- Problem description -
Write the data out again exactly, with no pictures.

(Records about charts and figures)

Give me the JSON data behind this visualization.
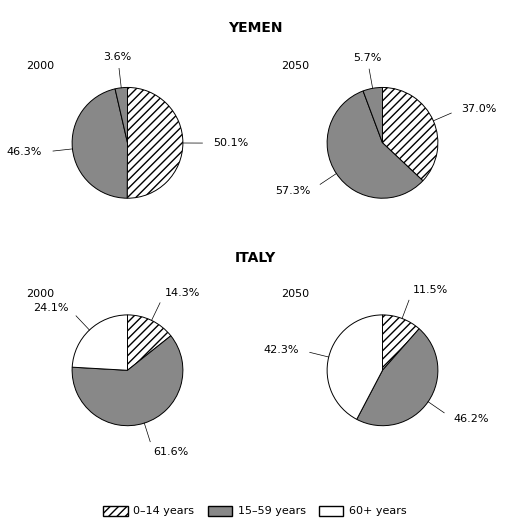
{
  "title_yemen": "YEMEN",
  "title_italy": "ITALY",
  "charts": {
    "yemen_2000": {
      "label": "2000",
      "values": [
        50.1,
        46.3,
        3.6
      ],
      "colors": [
        "hatch",
        "dark",
        "dark"
      ],
      "label_texts": [
        "50.1%",
        "46.3%",
        "3.6%"
      ],
      "startangle": 90,
      "counterclock": false
    },
    "yemen_2050": {
      "label": "2050",
      "values": [
        37.0,
        57.3,
        5.7
      ],
      "colors": [
        "hatch",
        "dark",
        "dark"
      ],
      "label_texts": [
        "37.0%",
        "57.3%",
        "5.7%"
      ],
      "startangle": 90,
      "counterclock": false
    },
    "italy_2000": {
      "label": "2000",
      "values": [
        14.3,
        61.6,
        24.1
      ],
      "colors": [
        "hatch",
        "dark",
        "white"
      ],
      "label_texts": [
        "14.3%",
        "61.6%",
        "24.1%"
      ],
      "startangle": 90,
      "counterclock": false
    },
    "italy_2050": {
      "label": "2050",
      "values": [
        11.5,
        46.2,
        42.3
      ],
      "colors": [
        "hatch",
        "dark",
        "white"
      ],
      "label_texts": [
        "11.5%",
        "46.2%",
        "42.3%"
      ],
      "startangle": 90,
      "counterclock": false
    }
  },
  "legend_labels": [
    "0–14 years",
    "15–59 years",
    "60+ years"
  ],
  "dark_color": "#888888",
  "hatch_pattern": "////",
  "label_fontsize": 8,
  "year_fontsize": 8,
  "title_fontsize": 10
}
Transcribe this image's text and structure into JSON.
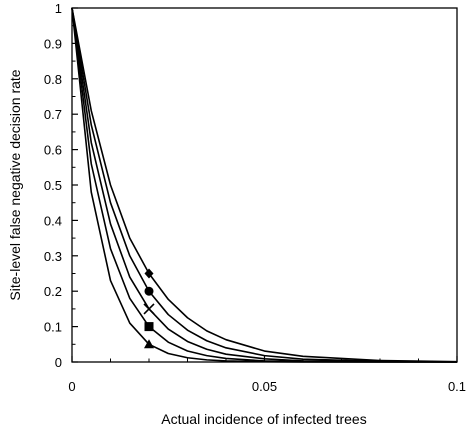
{
  "chart_data": {
    "type": "line",
    "title": "",
    "xlabel": "Actual incidence of infected trees",
    "ylabel": "Site-level false negative decision rate",
    "xlim": [
      0,
      0.1
    ],
    "ylim": [
      0,
      1
    ],
    "x_ticks": [
      {
        "value": 0,
        "label": "0"
      },
      {
        "value": 0.05,
        "label": "0.05"
      },
      {
        "value": 0.1,
        "label": "0.1"
      }
    ],
    "x_minor_ticks": [
      0.01,
      0.02,
      0.03,
      0.04,
      0.06,
      0.07,
      0.08,
      0.09
    ],
    "y_ticks": [
      {
        "value": 0,
        "label": "0"
      },
      {
        "value": 0.1,
        "label": "0.1"
      },
      {
        "value": 0.2,
        "label": "0.2"
      },
      {
        "value": 0.3,
        "label": "0.3"
      },
      {
        "value": 0.4,
        "label": "0.4"
      },
      {
        "value": 0.5,
        "label": "0.5"
      },
      {
        "value": 0.6,
        "label": "0.6"
      },
      {
        "value": 0.7,
        "label": "0.7"
      },
      {
        "value": 0.8,
        "label": "0.8"
      },
      {
        "value": 0.9,
        "label": "0.9"
      },
      {
        "value": 1,
        "label": "1"
      }
    ],
    "y_minor_ticks": [
      0.05,
      0.15,
      0.25,
      0.35,
      0.45,
      0.55,
      0.65,
      0.75,
      0.85,
      0.95
    ],
    "grid": false,
    "legend": "none",
    "line_color": "#000000",
    "series": [
      {
        "marker": "triangle",
        "x": [
          0,
          0.005,
          0.01,
          0.015,
          0.02,
          0.025,
          0.03,
          0.035,
          0.04,
          0.05,
          0.06,
          0.08,
          0.1
        ],
        "y": [
          1,
          0.48,
          0.23,
          0.11,
          0.05,
          0.024,
          0.012,
          0.006,
          0.003,
          0.001,
          0,
          0,
          0
        ],
        "marker_point": [
          0.02,
          0.05
        ]
      },
      {
        "marker": "square",
        "x": [
          0,
          0.005,
          0.01,
          0.015,
          0.02,
          0.025,
          0.03,
          0.035,
          0.04,
          0.05,
          0.06,
          0.08,
          0.1
        ],
        "y": [
          1,
          0.56,
          0.32,
          0.18,
          0.1,
          0.056,
          0.031,
          0.018,
          0.01,
          0.003,
          0.001,
          0,
          0
        ],
        "marker_point": [
          0.02,
          0.1
        ]
      },
      {
        "marker": "cross",
        "x": [
          0,
          0.005,
          0.01,
          0.015,
          0.02,
          0.025,
          0.03,
          0.035,
          0.04,
          0.05,
          0.06,
          0.08,
          0.1
        ],
        "y": [
          1,
          0.62,
          0.39,
          0.24,
          0.15,
          0.093,
          0.058,
          0.036,
          0.022,
          0.009,
          0.003,
          0.001,
          0
        ],
        "marker_point": [
          0.02,
          0.15
        ]
      },
      {
        "marker": "circle",
        "x": [
          0,
          0.005,
          0.01,
          0.015,
          0.02,
          0.025,
          0.03,
          0.035,
          0.04,
          0.05,
          0.06,
          0.08,
          0.1
        ],
        "y": [
          1,
          0.67,
          0.45,
          0.3,
          0.2,
          0.134,
          0.09,
          0.06,
          0.04,
          0.018,
          0.008,
          0.002,
          0
        ],
        "marker_point": [
          0.02,
          0.2
        ]
      },
      {
        "marker": "diamond",
        "x": [
          0,
          0.005,
          0.01,
          0.015,
          0.02,
          0.025,
          0.03,
          0.035,
          0.04,
          0.05,
          0.06,
          0.08,
          0.1
        ],
        "y": [
          1,
          0.71,
          0.5,
          0.35,
          0.25,
          0.177,
          0.125,
          0.088,
          0.063,
          0.031,
          0.016,
          0.004,
          0.001
        ],
        "marker_point": [
          0.02,
          0.25
        ]
      }
    ]
  }
}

- Solution to this task -
Give me the JSON data behind this visualization.
{
  "title_yemen": "YEMEN",
  "title_italy": "ITALY",
  "charts": {
    "yemen_2000": {
      "label": "2000",
      "values": [
        50.1,
        46.3,
        3.6
      ],
      "colors": [
        "hatch",
        "dark",
        "dark"
      ],
      "label_texts": [
        "50.1%",
        "46.3%",
        "3.6%"
      ],
      "startangle": 90,
      "counterclock": false
    },
    "yemen_2050": {
      "label": "2050",
      "values": [
        37.0,
        57.3,
        5.7
      ],
      "colors": [
        "hatch",
        "dark",
        "dark"
      ],
      "label_texts": [
        "37.0%",
        "57.3%",
        "5.7%"
      ],
      "startangle": 90,
      "counterclock": false
    },
    "italy_2000": {
      "label": "2000",
      "values": [
        14.3,
        61.6,
        24.1
      ],
      "colors": [
        "hatch",
        "dark",
        "white"
      ],
      "label_texts": [
        "14.3%",
        "61.6%",
        "24.1%"
      ],
      "startangle": 90,
      "counterclock": false
    },
    "italy_2050": {
      "label": "2050",
      "values": [
        11.5,
        46.2,
        42.3
      ],
      "colors": [
        "hatch",
        "dark",
        "white"
      ],
      "label_texts": [
        "11.5%",
        "46.2%",
        "42.3%"
      ],
      "startangle": 90,
      "counterclock": false
    }
  },
  "legend_labels": [
    "0–14 years",
    "15–59 years",
    "60+ years"
  ],
  "dark_color": "#888888",
  "hatch_pattern": "////",
  "label_fontsize": 8,
  "year_fontsize": 8,
  "title_fontsize": 10
}
Transcribe this image's text and structure into JSON.
{
  "chart_data": {
    "type": "line",
    "title": "",
    "xlabel": "Actual incidence of infected trees",
    "ylabel": "Site-level false negative decision rate",
    "xlim": [
      0,
      0.1
    ],
    "ylim": [
      0,
      1
    ],
    "x_ticks": [
      {
        "value": 0,
        "label": "0"
      },
      {
        "value": 0.05,
        "label": "0.05"
      },
      {
        "value": 0.1,
        "label": "0.1"
      }
    ],
    "x_minor_ticks": [
      0.01,
      0.02,
      0.03,
      0.04,
      0.06,
      0.07,
      0.08,
      0.09
    ],
    "y_ticks": [
      {
        "value": 0,
        "label": "0"
      },
      {
        "value": 0.1,
        "label": "0.1"
      },
      {
        "value": 0.2,
        "label": "0.2"
      },
      {
        "value": 0.3,
        "label": "0.3"
      },
      {
        "value": 0.4,
        "label": "0.4"
      },
      {
        "value": 0.5,
        "label": "0.5"
      },
      {
        "value": 0.6,
        "label": "0.6"
      },
      {
        "value": 0.7,
        "label": "0.7"
      },
      {
        "value": 0.8,
        "label": "0.8"
      },
      {
        "value": 0.9,
        "label": "0.9"
      },
      {
        "value": 1,
        "label": "1"
      }
    ],
    "y_minor_ticks": [
      0.05,
      0.15,
      0.25,
      0.35,
      0.45,
      0.55,
      0.65,
      0.75,
      0.85,
      0.95
    ],
    "grid": false,
    "legend": "none",
    "line_color": "#000000",
    "series": [
      {
        "marker": "triangle",
        "x": [
          0,
          0.005,
          0.01,
          0.015,
          0.02,
          0.025,
          0.03,
          0.035,
          0.04,
          0.05,
          0.06,
          0.08,
          0.1
        ],
        "y": [
          1,
          0.48,
          0.23,
          0.11,
          0.05,
          0.024,
          0.012,
          0.006,
          0.003,
          0.001,
          0,
          0,
          0
        ],
        "marker_point": [
          0.02,
          0.05
        ]
      },
      {
        "marker": "square",
        "x": [
          0,
          0.005,
          0.01,
          0.015,
          0.02,
          0.025,
          0.03,
          0.035,
          0.04,
          0.05,
          0.06,
          0.08,
          0.1
        ],
        "y": [
          1,
          0.56,
          0.32,
          0.18,
          0.1,
          0.056,
          0.031,
          0.018,
          0.01,
          0.003,
          0.001,
          0,
          0
        ],
        "marker_point": [
          0.02,
          0.1
        ]
      },
      {
        "marker": "cross",
        "x": [
          0,
          0.005,
          0.01,
          0.015,
          0.02,
          0.025,
          0.03,
          0.035,
          0.04,
          0.05,
          0.06,
          0.08,
          0.1
        ],
        "y": [
          1,
          0.62,
          0.39,
          0.24,
          0.15,
          0.093,
          0.058,
          0.036,
          0.022,
          0.009,
          0.003,
          0.001,
          0
        ],
        "marker_point": [
          0.02,
          0.15
        ]
      },
      {
        "marker": "circle",
        "x": [
          0,
          0.005,
          0.01,
          0.015,
          0.02,
          0.025,
          0.03,
          0.035,
          0.04,
          0.05,
          0.06,
          0.08,
          0.1
        ],
        "y": [
          1,
          0.67,
          0.45,
          0.3,
          0.2,
          0.134,
          0.09,
          0.06,
          0.04,
          0.018,
          0.008,
          0.002,
          0
        ],
        "marker_point": [
          0.02,
          0.2
        ]
      },
      {
        "marker": "diamond",
        "x": [
          0,
          0.005,
          0.01,
          0.015,
          0.02,
          0.025,
          0.03,
          0.035,
          0.04,
          0.05,
          0.06,
          0.08,
          0.1
        ],
        "y": [
          1,
          0.71,
          0.5,
          0.35,
          0.25,
          0.177,
          0.125,
          0.088,
          0.063,
          0.031,
          0.016,
          0.004,
          0.001
        ],
        "marker_point": [
          0.02,
          0.25
        ]
      }
    ]
  }
}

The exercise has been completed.